§ **Requirements**
Reproduce the text of every entry below word for word, leaving out the pictures.

§ **Available records**
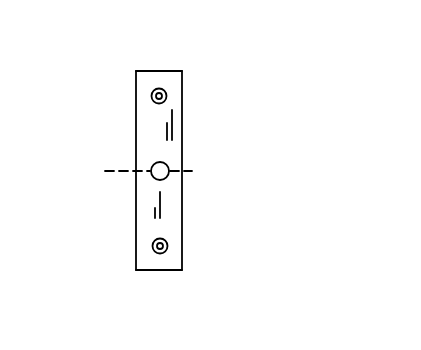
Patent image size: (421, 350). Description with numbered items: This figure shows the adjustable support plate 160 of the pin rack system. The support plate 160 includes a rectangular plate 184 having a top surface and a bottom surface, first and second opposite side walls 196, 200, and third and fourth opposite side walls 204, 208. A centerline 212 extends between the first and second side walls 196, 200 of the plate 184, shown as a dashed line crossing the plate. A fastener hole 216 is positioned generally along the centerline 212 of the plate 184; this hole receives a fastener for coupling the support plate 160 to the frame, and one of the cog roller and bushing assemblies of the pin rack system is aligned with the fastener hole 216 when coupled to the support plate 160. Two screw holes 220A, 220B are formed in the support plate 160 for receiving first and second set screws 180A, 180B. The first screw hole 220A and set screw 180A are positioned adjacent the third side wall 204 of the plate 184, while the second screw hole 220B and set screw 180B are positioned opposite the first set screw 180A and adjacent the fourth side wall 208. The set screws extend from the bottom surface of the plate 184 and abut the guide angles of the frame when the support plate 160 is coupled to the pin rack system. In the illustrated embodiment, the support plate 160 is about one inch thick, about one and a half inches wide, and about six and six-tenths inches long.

The support plate 160 is at (267, 83).
The first set screw 180A is at (152, 91).
The second set screw 180B is at (152, 247).
The rectangular plate 184 is at (184, 77).
The first side wall 196 is at (182, 143).
The second side wall 200 is at (136, 117).
The third side wall 204 is at (167, 72).
The fourth side wall 208 is at (160, 270).
The centerline 212 is at (193, 172).
The fastener hole 216 is at (152, 176).
The first screw hole 220A is at (167, 100).
The second screw hole 220B is at (167, 242).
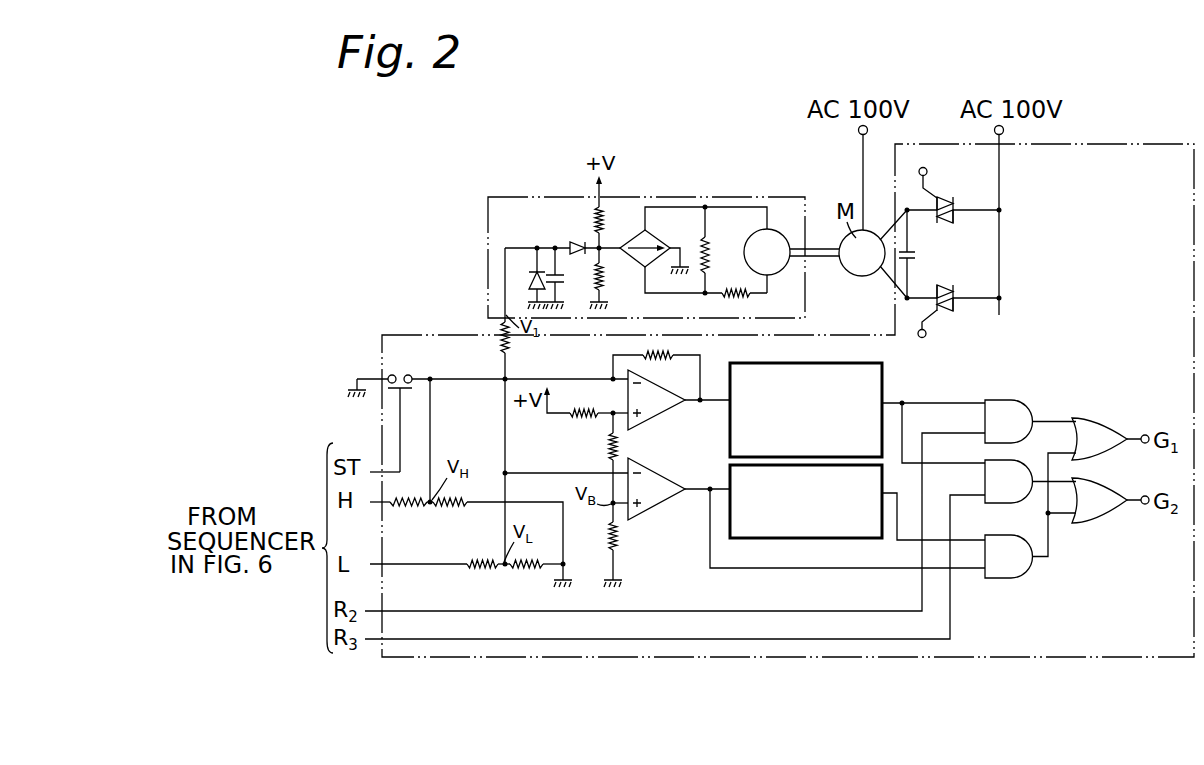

§ **Result for this task**
Patent image size: (421, 350). Description with numbered items: This figure shows the adjustable support plate 160 of the pin rack system. The support plate 160 includes a rectangular plate 184 having a top surface and a bottom surface, first and second opposite side walls 196, 200, and third and fourth opposite side walls 204, 208. A centerline 212 extends between the first and second side walls 196, 200 of the plate 184, shown as a dashed line crossing the plate. A fastener hole 216 is positioned generally along the centerline 212 of the plate 184; this hole receives a fastener for coupling the support plate 160 to the frame, and one of the cog roller and bushing assemblies of the pin rack system is aligned with the fastener hole 216 when coupled to the support plate 160. Two screw holes 220A, 220B are formed in the support plate 160 for receiving first and second set screws 180A, 180B. The first screw hole 220A and set screw 180A are positioned adjacent the third side wall 204 of the plate 184, while the second screw hole 220B and set screw 180B are positioned opposite the first set screw 180A and adjacent the fourth side wall 208. The set screws extend from the bottom surface of the plate 184 and abut the guide angles of the frame when the support plate 160 is coupled to the pin rack system. In the illustrated embodiment, the support plate 160 is about one inch thick, about one and a half inches wide, and about six and six-tenths inches long.

The support plate 160 is at (267, 83).
The first set screw 180A is at (152, 91).
The second set screw 180B is at (152, 247).
The rectangular plate 184 is at (184, 77).
The first side wall 196 is at (182, 143).
The second side wall 200 is at (136, 117).
The third side wall 204 is at (167, 72).
The fourth side wall 208 is at (160, 270).
The centerline 212 is at (193, 172).
The fastener hole 216 is at (152, 176).
The first screw hole 220A is at (167, 100).
The second screw hole 220B is at (167, 242).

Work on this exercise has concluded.